__What to work on__: Reproduce the material word for word; the images stay out.

__Entries__:
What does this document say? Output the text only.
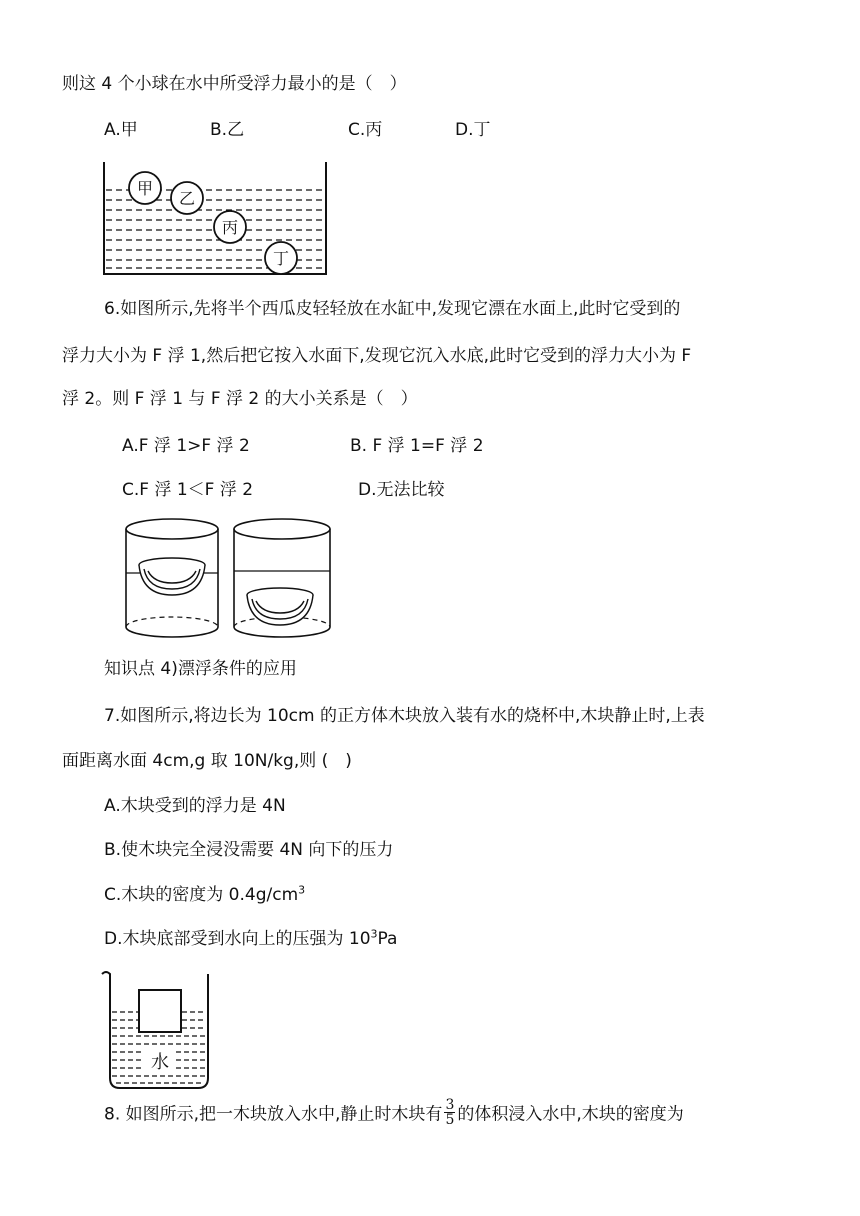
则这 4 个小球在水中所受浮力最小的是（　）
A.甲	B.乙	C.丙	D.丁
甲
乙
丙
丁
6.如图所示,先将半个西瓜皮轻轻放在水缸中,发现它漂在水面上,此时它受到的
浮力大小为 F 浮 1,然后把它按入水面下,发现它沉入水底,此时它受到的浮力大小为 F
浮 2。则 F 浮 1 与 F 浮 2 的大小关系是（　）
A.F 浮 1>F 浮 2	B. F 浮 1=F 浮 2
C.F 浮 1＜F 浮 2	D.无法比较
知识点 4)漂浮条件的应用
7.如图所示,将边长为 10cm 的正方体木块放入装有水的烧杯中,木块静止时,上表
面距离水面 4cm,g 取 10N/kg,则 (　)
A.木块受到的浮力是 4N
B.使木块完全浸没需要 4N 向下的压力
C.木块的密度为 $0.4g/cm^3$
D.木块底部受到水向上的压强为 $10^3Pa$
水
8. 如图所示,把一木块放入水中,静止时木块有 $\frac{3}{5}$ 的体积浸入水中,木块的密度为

__Problem solution__:
What does this document say? Output the text only.
则这 4 个小球在水中所受浮力最小的是（　）
A.甲	B.乙	C.丙	D.丁
甲
乙
丙
丁
6.如图所示,先将半个西瓜皮轻轻放在水缸中,发现它漂在水面上,此时它受到的
浮力大小为 F 浮 1,然后把它按入水面下,发现它沉入水底,此时它受到的浮力大小为 F
浮 2。则 F 浮 1 与 F 浮 2 的大小关系是（　）
A.F 浮 1>F 浮 2	B. F 浮 1=F 浮 2
C.F 浮 1＜F 浮 2	D.无法比较
知识点 4)漂浮条件的应用
7.如图所示,将边长为 10cm 的正方体木块放入装有水的烧杯中,木块静止时,上表
面距离水面 4cm,g 取 10N/kg,则 (　)
A.木块受到的浮力是 4N
B.使木块完全浸没需要 4N 向下的压力
C.木块的密度为 $0.4g/cm^3$
D.木块底部受到水向上的压强为 $10^3Pa$
水
8. 如图所示,把一木块放入水中,静止时木块有 $\frac{3}{5}$ 的体积浸入水中,木块的密度为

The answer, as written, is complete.